Task instructions: Return every record exactly as written.

[Data supplied start]

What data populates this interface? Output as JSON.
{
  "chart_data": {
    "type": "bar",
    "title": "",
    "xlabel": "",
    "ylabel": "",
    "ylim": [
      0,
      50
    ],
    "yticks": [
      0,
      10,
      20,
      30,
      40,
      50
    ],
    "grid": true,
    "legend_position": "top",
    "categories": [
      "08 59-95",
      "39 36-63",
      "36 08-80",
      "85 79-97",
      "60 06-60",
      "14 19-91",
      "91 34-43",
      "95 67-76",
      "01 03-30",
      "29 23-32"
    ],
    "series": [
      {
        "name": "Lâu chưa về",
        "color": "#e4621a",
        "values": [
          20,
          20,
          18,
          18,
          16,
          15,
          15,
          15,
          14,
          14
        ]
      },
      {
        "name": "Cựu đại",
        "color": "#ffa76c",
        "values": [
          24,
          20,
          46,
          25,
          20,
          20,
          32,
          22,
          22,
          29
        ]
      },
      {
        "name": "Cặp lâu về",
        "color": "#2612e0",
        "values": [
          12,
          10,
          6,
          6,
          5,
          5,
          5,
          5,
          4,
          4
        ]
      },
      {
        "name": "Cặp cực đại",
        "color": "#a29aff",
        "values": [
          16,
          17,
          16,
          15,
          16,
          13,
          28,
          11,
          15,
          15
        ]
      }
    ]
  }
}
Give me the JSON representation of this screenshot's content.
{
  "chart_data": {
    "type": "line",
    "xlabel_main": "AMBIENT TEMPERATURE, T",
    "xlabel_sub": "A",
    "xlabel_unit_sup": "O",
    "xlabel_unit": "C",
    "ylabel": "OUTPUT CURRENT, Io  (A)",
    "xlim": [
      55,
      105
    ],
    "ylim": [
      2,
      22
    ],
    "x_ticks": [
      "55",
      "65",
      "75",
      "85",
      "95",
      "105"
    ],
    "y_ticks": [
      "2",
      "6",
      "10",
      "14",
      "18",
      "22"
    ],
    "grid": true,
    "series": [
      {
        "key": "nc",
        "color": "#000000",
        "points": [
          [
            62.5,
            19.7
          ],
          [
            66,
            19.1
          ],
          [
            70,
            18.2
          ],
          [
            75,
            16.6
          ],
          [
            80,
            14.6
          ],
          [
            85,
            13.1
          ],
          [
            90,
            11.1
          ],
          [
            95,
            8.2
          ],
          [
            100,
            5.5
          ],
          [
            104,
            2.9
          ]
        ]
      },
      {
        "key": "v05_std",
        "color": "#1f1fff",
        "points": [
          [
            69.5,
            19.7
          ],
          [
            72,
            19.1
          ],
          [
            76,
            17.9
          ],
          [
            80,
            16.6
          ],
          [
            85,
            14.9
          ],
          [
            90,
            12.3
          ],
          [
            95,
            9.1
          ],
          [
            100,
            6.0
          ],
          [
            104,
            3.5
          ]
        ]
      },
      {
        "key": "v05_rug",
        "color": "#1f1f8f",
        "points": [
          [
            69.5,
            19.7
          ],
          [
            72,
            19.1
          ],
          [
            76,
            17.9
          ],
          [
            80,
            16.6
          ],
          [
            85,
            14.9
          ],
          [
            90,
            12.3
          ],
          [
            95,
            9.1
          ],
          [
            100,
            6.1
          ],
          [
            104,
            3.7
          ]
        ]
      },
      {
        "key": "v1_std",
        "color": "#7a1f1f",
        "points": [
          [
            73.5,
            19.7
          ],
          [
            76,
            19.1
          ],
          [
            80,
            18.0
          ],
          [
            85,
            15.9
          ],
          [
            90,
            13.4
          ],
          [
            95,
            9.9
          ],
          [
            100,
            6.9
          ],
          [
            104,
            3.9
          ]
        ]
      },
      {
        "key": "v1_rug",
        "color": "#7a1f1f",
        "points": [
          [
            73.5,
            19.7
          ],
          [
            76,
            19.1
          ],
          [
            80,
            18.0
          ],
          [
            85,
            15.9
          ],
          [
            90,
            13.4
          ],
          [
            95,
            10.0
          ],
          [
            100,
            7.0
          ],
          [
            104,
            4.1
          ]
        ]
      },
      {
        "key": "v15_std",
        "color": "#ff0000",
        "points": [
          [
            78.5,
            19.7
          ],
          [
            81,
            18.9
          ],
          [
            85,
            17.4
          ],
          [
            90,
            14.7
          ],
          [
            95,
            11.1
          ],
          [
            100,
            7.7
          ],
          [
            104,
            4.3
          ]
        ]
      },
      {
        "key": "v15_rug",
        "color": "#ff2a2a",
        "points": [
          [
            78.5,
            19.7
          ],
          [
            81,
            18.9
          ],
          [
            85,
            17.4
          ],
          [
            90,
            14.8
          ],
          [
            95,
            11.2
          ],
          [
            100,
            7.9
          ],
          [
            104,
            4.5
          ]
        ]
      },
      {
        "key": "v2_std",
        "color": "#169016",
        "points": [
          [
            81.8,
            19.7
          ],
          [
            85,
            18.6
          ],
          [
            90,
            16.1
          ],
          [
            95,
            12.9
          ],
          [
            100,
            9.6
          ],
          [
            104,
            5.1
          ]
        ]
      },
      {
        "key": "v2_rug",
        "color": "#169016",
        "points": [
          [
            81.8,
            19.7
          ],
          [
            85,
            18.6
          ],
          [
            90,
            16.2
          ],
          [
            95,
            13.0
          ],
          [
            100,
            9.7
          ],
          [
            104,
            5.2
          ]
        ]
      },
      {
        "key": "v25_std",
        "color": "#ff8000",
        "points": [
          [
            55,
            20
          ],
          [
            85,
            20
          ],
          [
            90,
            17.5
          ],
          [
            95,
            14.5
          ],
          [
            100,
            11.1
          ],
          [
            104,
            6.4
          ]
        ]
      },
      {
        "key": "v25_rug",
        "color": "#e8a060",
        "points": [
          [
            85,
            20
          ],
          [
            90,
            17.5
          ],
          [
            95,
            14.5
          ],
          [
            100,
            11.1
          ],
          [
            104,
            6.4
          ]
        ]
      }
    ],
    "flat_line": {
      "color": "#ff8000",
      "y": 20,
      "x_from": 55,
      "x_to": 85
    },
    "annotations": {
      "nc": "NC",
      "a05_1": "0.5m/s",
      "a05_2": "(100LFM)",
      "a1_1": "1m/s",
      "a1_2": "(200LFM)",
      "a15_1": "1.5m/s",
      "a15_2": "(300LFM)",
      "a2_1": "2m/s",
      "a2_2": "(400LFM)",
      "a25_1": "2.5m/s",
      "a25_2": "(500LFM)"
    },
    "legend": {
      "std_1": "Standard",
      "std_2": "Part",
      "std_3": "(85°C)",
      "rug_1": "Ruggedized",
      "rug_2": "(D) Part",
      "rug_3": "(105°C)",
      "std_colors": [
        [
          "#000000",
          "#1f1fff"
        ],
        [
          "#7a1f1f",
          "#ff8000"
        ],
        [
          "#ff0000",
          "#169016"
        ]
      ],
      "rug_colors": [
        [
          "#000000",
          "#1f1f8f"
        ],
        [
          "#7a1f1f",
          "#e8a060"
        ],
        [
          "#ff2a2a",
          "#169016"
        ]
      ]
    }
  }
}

[Data supplied end]

Correct result:
What data populates this interface? Output as JSON.
{
  "chart_data": {
    "type": "bar",
    "title": "",
    "xlabel": "",
    "ylabel": "",
    "ylim": [
      0,
      50
    ],
    "yticks": [
      0,
      10,
      20,
      30,
      40,
      50
    ],
    "grid": true,
    "legend_position": "top",
    "categories": [
      "08 59-95",
      "39 36-63",
      "36 08-80",
      "85 79-97",
      "60 06-60",
      "14 19-91",
      "91 34-43",
      "95 67-76",
      "01 03-30",
      "29 23-32"
    ],
    "series": [
      {
        "name": "Lâu chưa về",
        "color": "#e4621a",
        "values": [
          20,
          20,
          18,
          18,
          16,
          15,
          15,
          15,
          14,
          14
        ]
      },
      {
        "name": "Cựu đại",
        "color": "#ffa76c",
        "values": [
          24,
          20,
          46,
          25,
          20,
          20,
          32,
          22,
          22,
          29
        ]
      },
      {
        "name": "Cặp lâu về",
        "color": "#2612e0",
        "values": [
          12,
          10,
          6,
          6,
          5,
          5,
          5,
          5,
          4,
          4
        ]
      },
      {
        "name": "Cặp cực đại",
        "color": "#a29aff",
        "values": [
          16,
          17,
          16,
          15,
          16,
          13,
          28,
          11,
          15,
          15
        ]
      }
    ]
  }
}
Give me the JSON representation of this screenshot's content.
{
  "chart_data": {
    "type": "line",
    "xlabel_main": "AMBIENT TEMPERATURE, T",
    "xlabel_sub": "A",
    "xlabel_unit_sup": "O",
    "xlabel_unit": "C",
    "ylabel": "OUTPUT CURRENT, Io  (A)",
    "xlim": [
      55,
      105
    ],
    "ylim": [
      2,
      22
    ],
    "x_ticks": [
      "55",
      "65",
      "75",
      "85",
      "95",
      "105"
    ],
    "y_ticks": [
      "2",
      "6",
      "10",
      "14",
      "18",
      "22"
    ],
    "grid": true,
    "series": [
      {
        "key": "nc",
        "color": "#000000",
        "points": [
          [
            62.5,
            19.7
          ],
          [
            66,
            19.1
          ],
          [
            70,
            18.2
          ],
          [
            75,
            16.6
          ],
          [
            80,
            14.6
          ],
          [
            85,
            13.1
          ],
          [
            90,
            11.1
          ],
          [
            95,
            8.2
          ],
          [
            100,
            5.5
          ],
          [
            104,
            2.9
          ]
        ]
      },
      {
        "key": "v05_std",
        "color": "#1f1fff",
        "points": [
          [
            69.5,
            19.7
          ],
          [
            72,
            19.1
          ],
          [
            76,
            17.9
          ],
          [
            80,
            16.6
          ],
          [
            85,
            14.9
          ],
          [
            90,
            12.3
          ],
          [
            95,
            9.1
          ],
          [
            100,
            6.0
          ],
          [
            104,
            3.5
          ]
        ]
      },
      {
        "key": "v05_rug",
        "color": "#1f1f8f",
        "points": [
          [
            69.5,
            19.7
          ],
          [
            72,
            19.1
          ],
          [
            76,
            17.9
          ],
          [
            80,
            16.6
          ],
          [
            85,
            14.9
          ],
          [
            90,
            12.3
          ],
          [
            95,
            9.1
          ],
          [
            100,
            6.1
          ],
          [
            104,
            3.7
          ]
        ]
      },
      {
        "key": "v1_std",
        "color": "#7a1f1f",
        "points": [
          [
            73.5,
            19.7
          ],
          [
            76,
            19.1
          ],
          [
            80,
            18.0
          ],
          [
            85,
            15.9
          ],
          [
            90,
            13.4
          ],
          [
            95,
            9.9
          ],
          [
            100,
            6.9
          ],
          [
            104,
            3.9
          ]
        ]
      },
      {
        "key": "v1_rug",
        "color": "#7a1f1f",
        "points": [
          [
            73.5,
            19.7
          ],
          [
            76,
            19.1
          ],
          [
            80,
            18.0
          ],
          [
            85,
            15.9
          ],
          [
            90,
            13.4
          ],
          [
            95,
            10.0
          ],
          [
            100,
            7.0
          ],
          [
            104,
            4.1
          ]
        ]
      },
      {
        "key": "v15_std",
        "color": "#ff0000",
        "points": [
          [
            78.5,
            19.7
          ],
          [
            81,
            18.9
          ],
          [
            85,
            17.4
          ],
          [
            90,
            14.7
          ],
          [
            95,
            11.1
          ],
          [
            100,
            7.7
          ],
          [
            104,
            4.3
          ]
        ]
      },
      {
        "key": "v15_rug",
        "color": "#ff2a2a",
        "points": [
          [
            78.5,
            19.7
          ],
          [
            81,
            18.9
          ],
          [
            85,
            17.4
          ],
          [
            90,
            14.8
          ],
          [
            95,
            11.2
          ],
          [
            100,
            7.9
          ],
          [
            104,
            4.5
          ]
        ]
      },
      {
        "key": "v2_std",
        "color": "#169016",
        "points": [
          [
            81.8,
            19.7
          ],
          [
            85,
            18.6
          ],
          [
            90,
            16.1
          ],
          [
            95,
            12.9
          ],
          [
            100,
            9.6
          ],
          [
            104,
            5.1
          ]
        ]
      },
      {
        "key": "v2_rug",
        "color": "#169016",
        "points": [
          [
            81.8,
            19.7
          ],
          [
            85,
            18.6
          ],
          [
            90,
            16.2
          ],
          [
            95,
            13.0
          ],
          [
            100,
            9.7
          ],
          [
            104,
            5.2
          ]
        ]
      },
      {
        "key": "v25_std",
        "color": "#ff8000",
        "points": [
          [
            55,
            20
          ],
          [
            85,
            20
          ],
          [
            90,
            17.5
          ],
          [
            95,
            14.5
          ],
          [
            100,
            11.1
          ],
          [
            104,
            6.4
          ]
        ]
      },
      {
        "key": "v25_rug",
        "color": "#e8a060",
        "points": [
          [
            85,
            20
          ],
          [
            90,
            17.5
          ],
          [
            95,
            14.5
          ],
          [
            100,
            11.1
          ],
          [
            104,
            6.4
          ]
        ]
      }
    ],
    "flat_line": {
      "color": "#ff8000",
      "y": 20,
      "x_from": 55,
      "x_to": 85
    },
    "annotations": {
      "nc": "NC",
      "a05_1": "0.5m/s",
      "a05_2": "(100LFM)",
      "a1_1": "1m/s",
      "a1_2": "(200LFM)",
      "a15_1": "1.5m/s",
      "a15_2": "(300LFM)",
      "a2_1": "2m/s",
      "a2_2": "(400LFM)",
      "a25_1": "2.5m/s",
      "a25_2": "(500LFM)"
    },
    "legend": {
      "std_1": "Standard",
      "std_2": "Part",
      "std_3": "(85°C)",
      "rug_1": "Ruggedized",
      "rug_2": "(D) Part",
      "rug_3": "(105°C)",
      "std_colors": [
        [
          "#000000",
          "#1f1fff"
        ],
        [
          "#7a1f1f",
          "#ff8000"
        ],
        [
          "#ff0000",
          "#169016"
        ]
      ],
      "rug_colors": [
        [
          "#000000",
          "#1f1f8f"
        ],
        [
          "#7a1f1f",
          "#e8a060"
        ],
        [
          "#ff2a2a",
          "#169016"
        ]
      ]
    }
  }
}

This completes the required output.